▶ [WHAT IS BEING ASKED] Search the listing for the string "Output" and copy every line that contains it.

▶ [DATA IN THIS EXERCISE]
----------
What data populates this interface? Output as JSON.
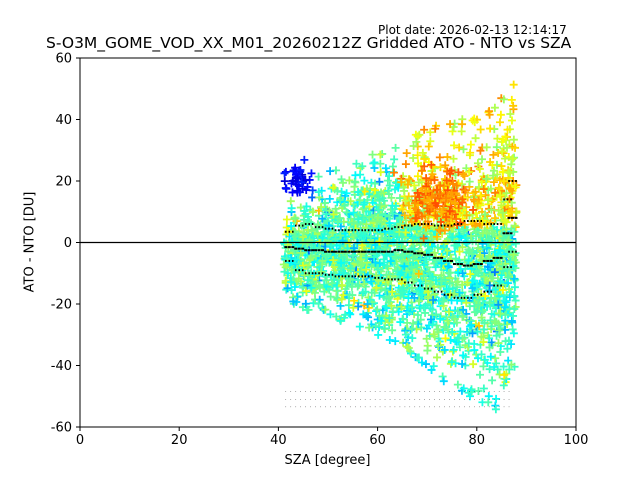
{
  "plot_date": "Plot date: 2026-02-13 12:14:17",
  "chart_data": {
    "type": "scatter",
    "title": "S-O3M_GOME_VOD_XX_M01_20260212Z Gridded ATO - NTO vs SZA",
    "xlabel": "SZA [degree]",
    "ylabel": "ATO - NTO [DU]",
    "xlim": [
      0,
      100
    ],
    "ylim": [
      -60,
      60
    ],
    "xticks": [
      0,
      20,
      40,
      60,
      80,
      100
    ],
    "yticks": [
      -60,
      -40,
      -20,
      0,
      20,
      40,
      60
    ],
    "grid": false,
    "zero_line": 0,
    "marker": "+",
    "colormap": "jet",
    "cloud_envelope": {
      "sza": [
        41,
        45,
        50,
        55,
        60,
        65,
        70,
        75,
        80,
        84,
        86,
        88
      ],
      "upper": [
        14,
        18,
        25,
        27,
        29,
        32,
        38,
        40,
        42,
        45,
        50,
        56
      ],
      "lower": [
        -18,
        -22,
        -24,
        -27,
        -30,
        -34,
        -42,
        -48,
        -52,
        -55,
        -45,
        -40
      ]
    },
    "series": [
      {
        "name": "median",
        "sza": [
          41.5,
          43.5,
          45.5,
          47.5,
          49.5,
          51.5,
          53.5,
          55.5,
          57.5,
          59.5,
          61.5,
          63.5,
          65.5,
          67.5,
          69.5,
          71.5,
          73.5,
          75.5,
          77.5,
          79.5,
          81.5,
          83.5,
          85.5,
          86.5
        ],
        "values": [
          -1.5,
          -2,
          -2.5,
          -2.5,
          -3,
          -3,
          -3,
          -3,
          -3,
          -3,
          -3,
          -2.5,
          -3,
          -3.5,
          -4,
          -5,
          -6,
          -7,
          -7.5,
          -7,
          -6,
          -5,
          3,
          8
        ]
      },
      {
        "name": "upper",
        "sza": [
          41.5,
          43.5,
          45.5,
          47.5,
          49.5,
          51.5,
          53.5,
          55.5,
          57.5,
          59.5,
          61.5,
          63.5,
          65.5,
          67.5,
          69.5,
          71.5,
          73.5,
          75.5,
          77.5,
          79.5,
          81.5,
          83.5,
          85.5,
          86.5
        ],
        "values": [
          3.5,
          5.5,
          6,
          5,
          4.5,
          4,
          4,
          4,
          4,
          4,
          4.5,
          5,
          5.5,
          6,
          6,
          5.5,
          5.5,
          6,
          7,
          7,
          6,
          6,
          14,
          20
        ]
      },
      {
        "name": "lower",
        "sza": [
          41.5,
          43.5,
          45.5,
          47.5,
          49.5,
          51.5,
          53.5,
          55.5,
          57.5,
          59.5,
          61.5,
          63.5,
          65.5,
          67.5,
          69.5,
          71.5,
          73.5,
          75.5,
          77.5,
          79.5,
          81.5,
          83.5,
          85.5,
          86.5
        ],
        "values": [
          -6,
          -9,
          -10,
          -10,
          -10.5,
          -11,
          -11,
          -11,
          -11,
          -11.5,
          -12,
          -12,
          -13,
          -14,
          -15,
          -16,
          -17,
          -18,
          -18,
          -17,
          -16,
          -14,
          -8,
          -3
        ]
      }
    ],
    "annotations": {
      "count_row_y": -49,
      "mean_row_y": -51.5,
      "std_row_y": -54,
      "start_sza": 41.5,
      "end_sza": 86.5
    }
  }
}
----------
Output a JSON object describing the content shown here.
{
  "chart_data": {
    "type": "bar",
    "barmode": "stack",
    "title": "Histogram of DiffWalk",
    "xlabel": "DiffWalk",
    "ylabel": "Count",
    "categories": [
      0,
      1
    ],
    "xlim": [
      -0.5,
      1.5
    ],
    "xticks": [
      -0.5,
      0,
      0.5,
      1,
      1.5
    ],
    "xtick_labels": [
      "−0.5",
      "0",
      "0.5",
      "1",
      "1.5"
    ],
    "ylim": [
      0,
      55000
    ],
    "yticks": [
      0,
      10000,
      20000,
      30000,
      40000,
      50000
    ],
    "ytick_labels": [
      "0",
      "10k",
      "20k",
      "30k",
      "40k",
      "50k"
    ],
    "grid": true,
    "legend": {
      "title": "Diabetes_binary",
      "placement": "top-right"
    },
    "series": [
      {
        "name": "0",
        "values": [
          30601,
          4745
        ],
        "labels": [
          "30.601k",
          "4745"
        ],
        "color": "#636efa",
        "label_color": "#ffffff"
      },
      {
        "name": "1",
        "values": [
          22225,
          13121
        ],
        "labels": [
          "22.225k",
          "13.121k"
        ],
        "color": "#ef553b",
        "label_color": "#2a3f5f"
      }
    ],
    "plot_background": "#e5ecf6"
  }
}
----------
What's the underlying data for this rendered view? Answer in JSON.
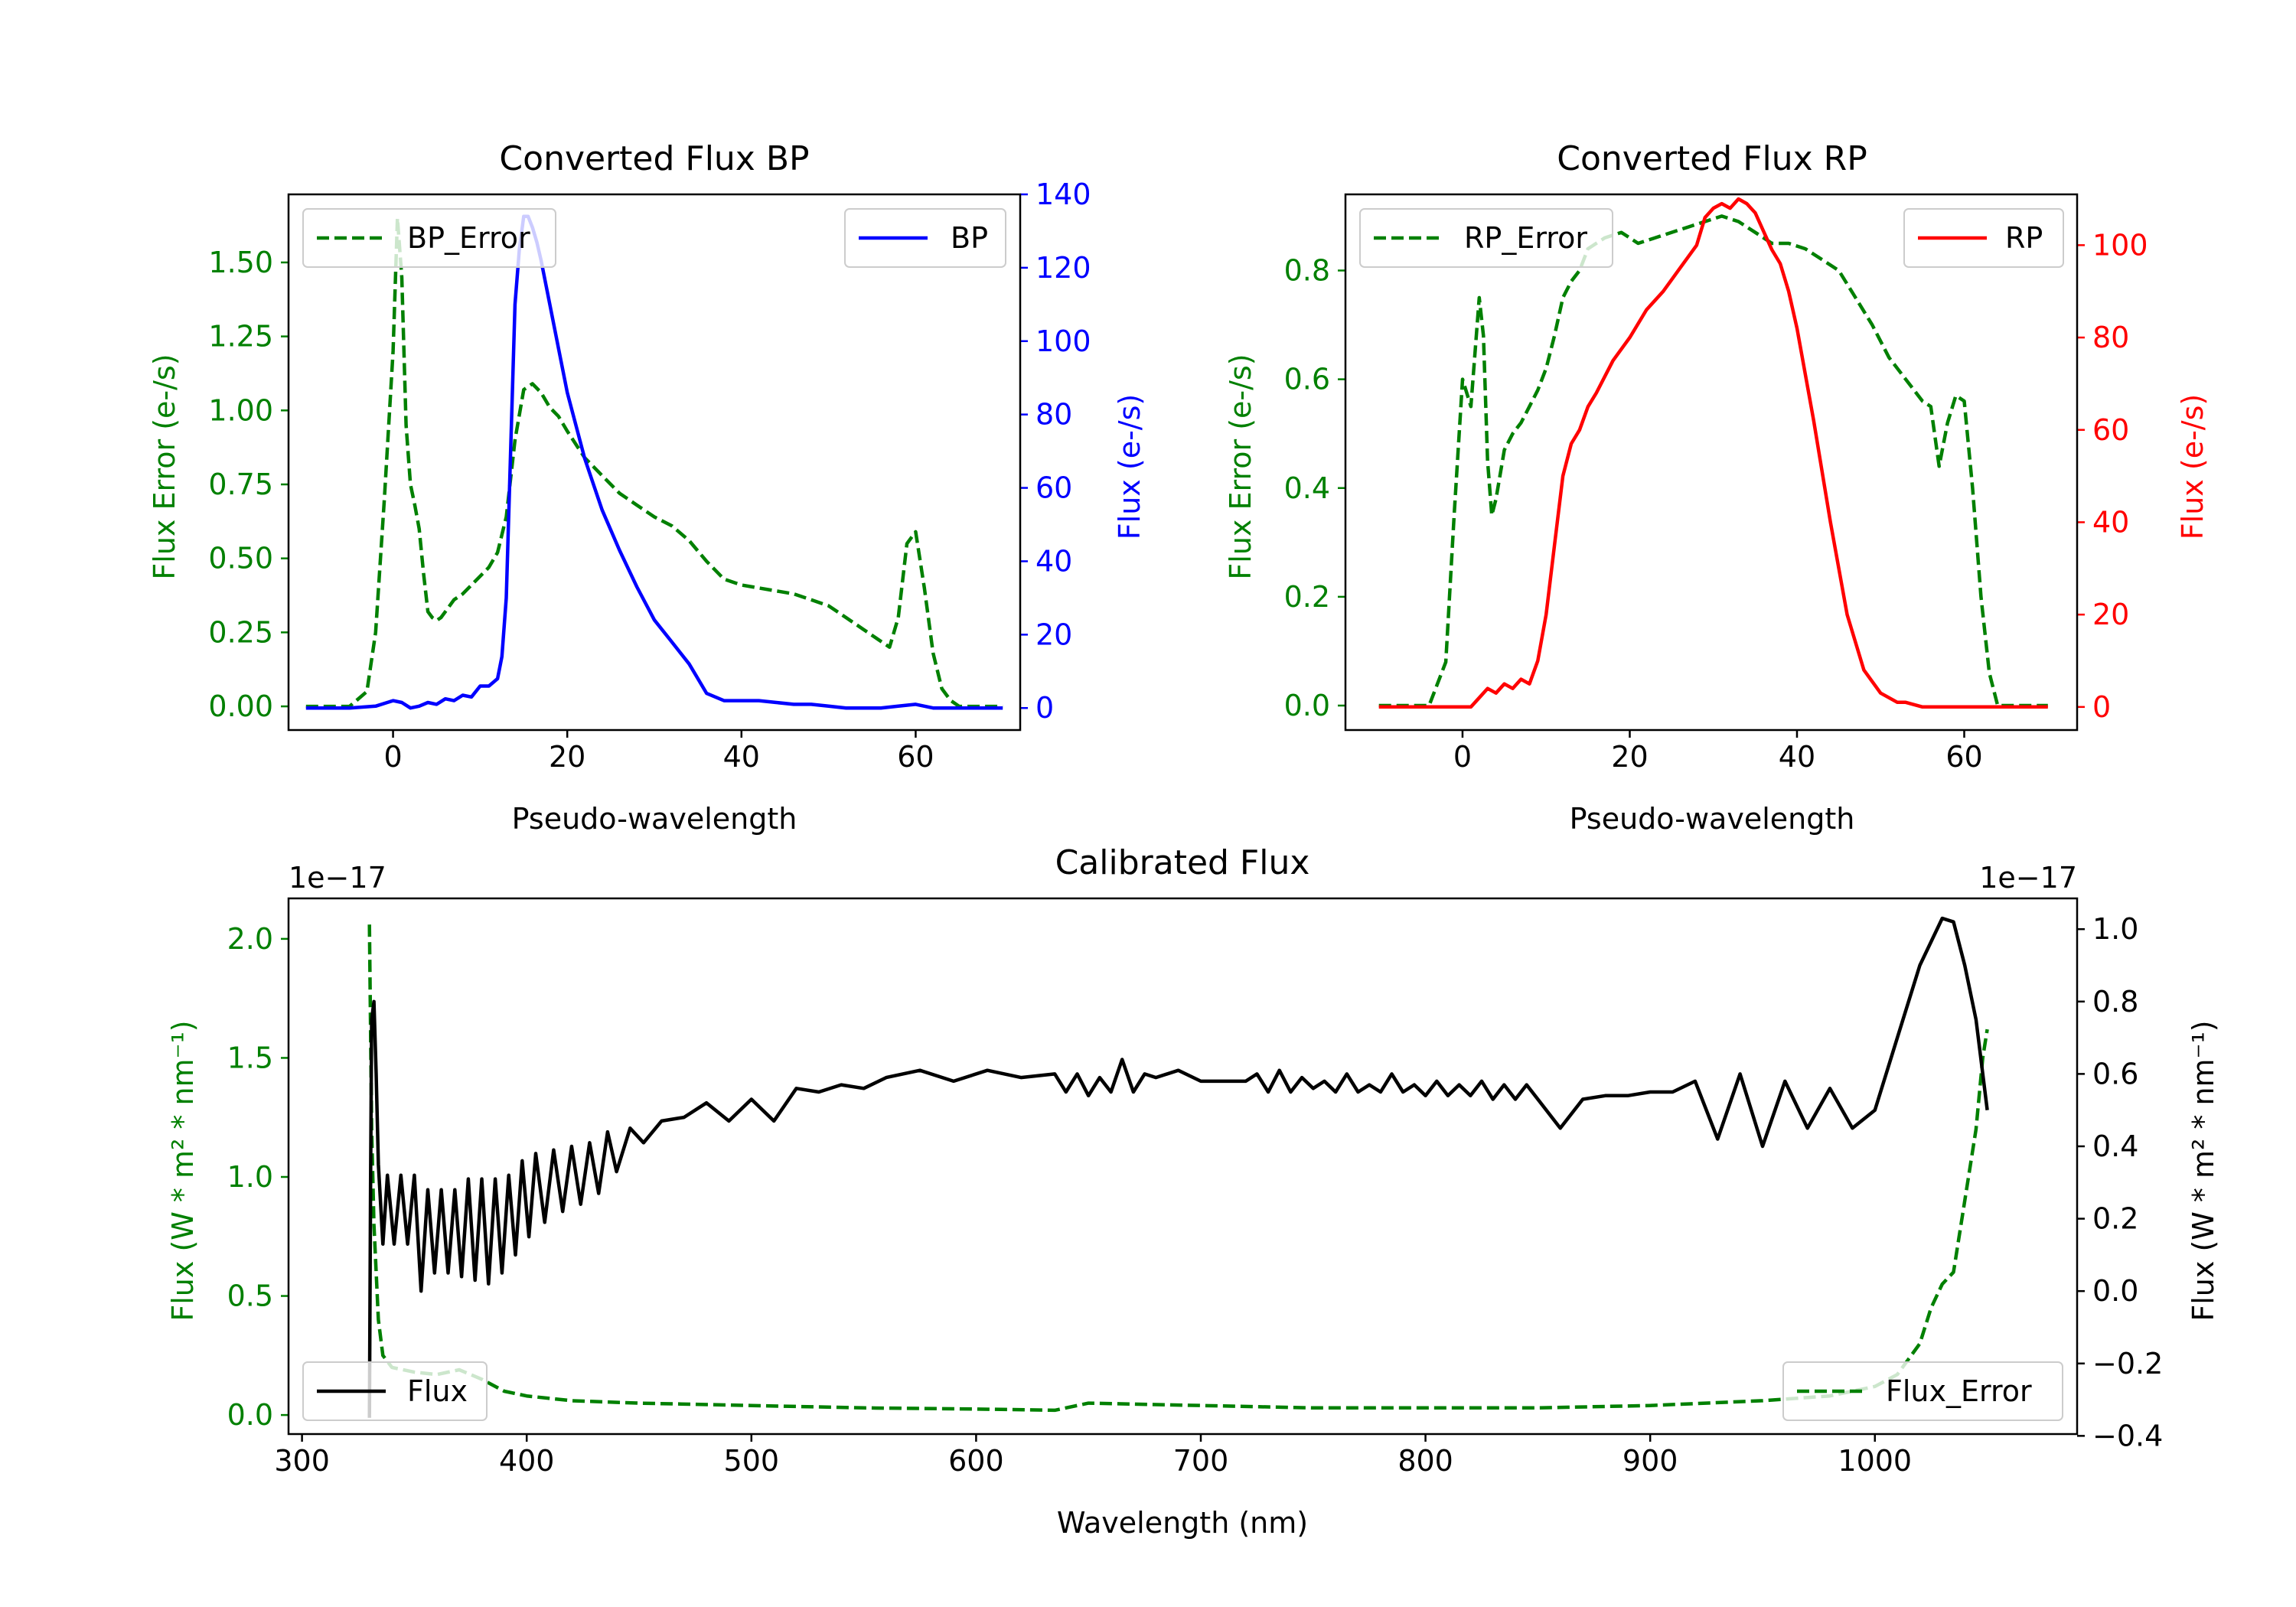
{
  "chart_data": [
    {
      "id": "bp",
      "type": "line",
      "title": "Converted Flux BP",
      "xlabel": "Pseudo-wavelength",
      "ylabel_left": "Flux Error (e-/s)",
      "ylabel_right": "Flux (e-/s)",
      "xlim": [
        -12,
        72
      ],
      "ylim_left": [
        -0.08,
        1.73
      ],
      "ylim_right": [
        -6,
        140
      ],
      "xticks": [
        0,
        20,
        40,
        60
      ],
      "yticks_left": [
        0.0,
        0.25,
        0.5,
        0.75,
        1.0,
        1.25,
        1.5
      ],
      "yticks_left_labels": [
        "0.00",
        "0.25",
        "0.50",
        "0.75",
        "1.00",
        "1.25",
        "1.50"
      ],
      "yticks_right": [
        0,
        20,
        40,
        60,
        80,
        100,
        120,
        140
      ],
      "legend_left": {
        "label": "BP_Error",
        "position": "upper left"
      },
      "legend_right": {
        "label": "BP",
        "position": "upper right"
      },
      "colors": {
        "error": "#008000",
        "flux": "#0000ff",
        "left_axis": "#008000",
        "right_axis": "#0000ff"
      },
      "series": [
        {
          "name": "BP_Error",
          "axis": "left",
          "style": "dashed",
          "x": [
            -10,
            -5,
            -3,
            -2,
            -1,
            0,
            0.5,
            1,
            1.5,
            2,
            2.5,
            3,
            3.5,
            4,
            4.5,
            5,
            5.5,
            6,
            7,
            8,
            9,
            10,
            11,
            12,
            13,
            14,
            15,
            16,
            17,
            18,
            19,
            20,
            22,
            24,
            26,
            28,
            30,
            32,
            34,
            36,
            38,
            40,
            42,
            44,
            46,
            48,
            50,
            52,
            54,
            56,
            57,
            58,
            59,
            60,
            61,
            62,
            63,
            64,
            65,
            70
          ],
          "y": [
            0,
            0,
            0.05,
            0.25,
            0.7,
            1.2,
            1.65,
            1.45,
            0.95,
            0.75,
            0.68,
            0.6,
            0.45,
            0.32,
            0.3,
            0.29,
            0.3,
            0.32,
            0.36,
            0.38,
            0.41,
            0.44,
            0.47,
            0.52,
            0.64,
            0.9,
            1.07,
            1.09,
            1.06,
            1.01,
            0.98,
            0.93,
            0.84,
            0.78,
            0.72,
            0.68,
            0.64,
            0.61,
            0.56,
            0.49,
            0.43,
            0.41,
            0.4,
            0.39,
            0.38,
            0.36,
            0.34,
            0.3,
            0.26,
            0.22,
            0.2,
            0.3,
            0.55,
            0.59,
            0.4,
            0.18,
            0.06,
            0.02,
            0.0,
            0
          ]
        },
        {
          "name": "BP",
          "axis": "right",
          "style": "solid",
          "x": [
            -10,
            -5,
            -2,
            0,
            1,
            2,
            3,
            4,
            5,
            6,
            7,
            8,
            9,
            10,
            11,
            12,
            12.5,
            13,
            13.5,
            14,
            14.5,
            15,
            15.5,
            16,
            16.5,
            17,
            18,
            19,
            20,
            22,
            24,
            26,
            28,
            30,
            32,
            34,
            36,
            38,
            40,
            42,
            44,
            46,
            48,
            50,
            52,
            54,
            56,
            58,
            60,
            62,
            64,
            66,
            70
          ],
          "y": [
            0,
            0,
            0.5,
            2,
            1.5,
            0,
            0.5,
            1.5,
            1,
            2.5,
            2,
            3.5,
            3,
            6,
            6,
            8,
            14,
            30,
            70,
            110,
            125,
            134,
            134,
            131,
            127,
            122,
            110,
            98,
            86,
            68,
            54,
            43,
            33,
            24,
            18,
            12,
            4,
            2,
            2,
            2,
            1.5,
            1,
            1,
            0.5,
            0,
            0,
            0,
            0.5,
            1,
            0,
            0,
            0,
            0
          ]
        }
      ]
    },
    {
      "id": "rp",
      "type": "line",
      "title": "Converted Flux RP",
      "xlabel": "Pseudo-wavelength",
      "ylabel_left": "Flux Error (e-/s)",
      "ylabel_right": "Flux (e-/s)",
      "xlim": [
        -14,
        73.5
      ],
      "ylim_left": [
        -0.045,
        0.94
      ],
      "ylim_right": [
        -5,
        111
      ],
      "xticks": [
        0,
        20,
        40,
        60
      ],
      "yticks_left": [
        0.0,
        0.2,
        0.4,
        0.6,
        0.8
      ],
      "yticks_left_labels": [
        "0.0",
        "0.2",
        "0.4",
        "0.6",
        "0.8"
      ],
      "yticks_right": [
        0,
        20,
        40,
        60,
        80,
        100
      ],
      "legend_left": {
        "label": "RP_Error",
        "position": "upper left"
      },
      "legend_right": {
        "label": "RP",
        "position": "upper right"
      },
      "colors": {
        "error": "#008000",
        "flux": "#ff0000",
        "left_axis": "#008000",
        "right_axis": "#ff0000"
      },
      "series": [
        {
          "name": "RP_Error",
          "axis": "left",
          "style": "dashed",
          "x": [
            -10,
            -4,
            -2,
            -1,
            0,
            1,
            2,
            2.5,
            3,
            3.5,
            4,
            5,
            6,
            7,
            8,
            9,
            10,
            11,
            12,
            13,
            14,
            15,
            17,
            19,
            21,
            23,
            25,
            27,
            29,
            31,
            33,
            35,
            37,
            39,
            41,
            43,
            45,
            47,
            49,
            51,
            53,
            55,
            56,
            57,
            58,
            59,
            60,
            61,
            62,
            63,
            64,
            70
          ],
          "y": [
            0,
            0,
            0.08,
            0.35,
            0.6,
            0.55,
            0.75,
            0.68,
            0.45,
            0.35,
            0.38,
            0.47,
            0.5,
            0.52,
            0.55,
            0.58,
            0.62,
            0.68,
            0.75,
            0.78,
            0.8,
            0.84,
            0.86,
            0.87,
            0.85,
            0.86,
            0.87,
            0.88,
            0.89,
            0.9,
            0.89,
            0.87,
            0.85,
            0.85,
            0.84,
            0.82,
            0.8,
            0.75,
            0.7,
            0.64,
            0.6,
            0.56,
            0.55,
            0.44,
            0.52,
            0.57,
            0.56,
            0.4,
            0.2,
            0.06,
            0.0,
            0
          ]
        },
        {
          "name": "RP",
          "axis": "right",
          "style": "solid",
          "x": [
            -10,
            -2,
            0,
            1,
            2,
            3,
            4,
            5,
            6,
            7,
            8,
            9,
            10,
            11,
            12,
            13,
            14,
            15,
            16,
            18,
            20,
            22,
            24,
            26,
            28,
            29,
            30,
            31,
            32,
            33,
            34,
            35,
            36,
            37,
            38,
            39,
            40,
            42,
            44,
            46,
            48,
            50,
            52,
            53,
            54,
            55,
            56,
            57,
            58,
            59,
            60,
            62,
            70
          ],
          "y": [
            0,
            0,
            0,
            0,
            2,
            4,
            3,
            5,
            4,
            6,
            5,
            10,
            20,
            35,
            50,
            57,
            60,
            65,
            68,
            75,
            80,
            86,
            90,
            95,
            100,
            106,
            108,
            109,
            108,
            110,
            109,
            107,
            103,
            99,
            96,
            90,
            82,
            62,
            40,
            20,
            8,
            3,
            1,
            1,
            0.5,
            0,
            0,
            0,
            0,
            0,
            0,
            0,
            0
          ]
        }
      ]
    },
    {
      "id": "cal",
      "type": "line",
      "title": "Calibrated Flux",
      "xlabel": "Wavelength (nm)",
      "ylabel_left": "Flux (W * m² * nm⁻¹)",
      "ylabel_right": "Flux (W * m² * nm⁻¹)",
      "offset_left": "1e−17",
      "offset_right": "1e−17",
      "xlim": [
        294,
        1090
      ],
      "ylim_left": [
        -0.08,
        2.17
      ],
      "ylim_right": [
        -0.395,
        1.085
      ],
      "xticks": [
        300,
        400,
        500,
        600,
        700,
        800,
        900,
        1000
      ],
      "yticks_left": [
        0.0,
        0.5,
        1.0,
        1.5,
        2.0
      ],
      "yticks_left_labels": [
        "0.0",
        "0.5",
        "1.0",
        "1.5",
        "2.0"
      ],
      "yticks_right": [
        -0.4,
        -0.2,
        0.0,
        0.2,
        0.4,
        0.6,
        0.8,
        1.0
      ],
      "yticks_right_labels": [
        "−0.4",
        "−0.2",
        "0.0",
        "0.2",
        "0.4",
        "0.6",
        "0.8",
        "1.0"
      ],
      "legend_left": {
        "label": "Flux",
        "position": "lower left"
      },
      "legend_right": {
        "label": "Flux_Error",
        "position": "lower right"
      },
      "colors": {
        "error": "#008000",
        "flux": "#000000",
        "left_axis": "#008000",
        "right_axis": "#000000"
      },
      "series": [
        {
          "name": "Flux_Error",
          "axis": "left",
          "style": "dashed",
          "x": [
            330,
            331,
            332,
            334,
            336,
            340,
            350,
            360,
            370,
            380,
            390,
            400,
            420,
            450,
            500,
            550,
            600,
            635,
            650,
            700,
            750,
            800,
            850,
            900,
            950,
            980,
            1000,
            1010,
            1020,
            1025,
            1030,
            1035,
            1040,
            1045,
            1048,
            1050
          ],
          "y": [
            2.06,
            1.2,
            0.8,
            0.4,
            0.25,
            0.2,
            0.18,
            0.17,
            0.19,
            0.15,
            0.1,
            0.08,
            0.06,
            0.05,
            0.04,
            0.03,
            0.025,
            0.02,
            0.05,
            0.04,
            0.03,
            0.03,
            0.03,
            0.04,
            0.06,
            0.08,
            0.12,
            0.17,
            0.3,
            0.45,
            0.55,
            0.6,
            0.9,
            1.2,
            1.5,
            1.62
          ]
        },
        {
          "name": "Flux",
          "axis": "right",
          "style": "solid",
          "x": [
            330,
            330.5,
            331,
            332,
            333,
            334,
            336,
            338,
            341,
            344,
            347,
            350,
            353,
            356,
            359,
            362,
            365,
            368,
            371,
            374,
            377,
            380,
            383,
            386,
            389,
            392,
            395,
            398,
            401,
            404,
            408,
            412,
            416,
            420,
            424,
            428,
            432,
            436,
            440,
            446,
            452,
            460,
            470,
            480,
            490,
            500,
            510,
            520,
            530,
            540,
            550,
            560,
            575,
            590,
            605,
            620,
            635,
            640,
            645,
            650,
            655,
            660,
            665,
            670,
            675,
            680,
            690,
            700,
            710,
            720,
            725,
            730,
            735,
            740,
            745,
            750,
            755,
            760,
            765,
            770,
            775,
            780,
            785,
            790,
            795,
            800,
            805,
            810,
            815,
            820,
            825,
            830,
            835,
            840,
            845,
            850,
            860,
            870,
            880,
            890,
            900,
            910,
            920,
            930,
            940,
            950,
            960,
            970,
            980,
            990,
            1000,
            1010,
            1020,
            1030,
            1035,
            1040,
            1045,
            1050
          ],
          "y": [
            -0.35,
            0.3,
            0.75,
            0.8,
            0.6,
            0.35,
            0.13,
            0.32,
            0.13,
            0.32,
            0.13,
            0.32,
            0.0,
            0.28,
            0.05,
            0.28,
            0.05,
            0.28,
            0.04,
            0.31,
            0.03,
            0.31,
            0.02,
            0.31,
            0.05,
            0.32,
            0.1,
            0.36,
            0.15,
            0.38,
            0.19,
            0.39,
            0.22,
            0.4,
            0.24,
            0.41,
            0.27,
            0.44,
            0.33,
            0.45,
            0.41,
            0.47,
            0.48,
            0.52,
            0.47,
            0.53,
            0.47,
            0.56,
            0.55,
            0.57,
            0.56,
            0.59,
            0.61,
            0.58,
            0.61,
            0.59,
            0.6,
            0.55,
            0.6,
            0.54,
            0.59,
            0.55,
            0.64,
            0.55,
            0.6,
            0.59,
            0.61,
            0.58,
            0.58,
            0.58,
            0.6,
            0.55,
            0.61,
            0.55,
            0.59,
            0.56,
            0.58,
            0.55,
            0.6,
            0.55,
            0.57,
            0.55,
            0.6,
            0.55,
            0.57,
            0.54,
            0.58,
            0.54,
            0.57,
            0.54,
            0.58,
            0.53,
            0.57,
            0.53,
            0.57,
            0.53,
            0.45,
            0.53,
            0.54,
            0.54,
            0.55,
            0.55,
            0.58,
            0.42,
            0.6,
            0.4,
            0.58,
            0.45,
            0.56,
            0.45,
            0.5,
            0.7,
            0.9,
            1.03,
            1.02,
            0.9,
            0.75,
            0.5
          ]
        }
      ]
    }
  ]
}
----------
▶ [RESULT]
What data populates this interface? Output as JSON.
Output a JSON object describing the content shown here.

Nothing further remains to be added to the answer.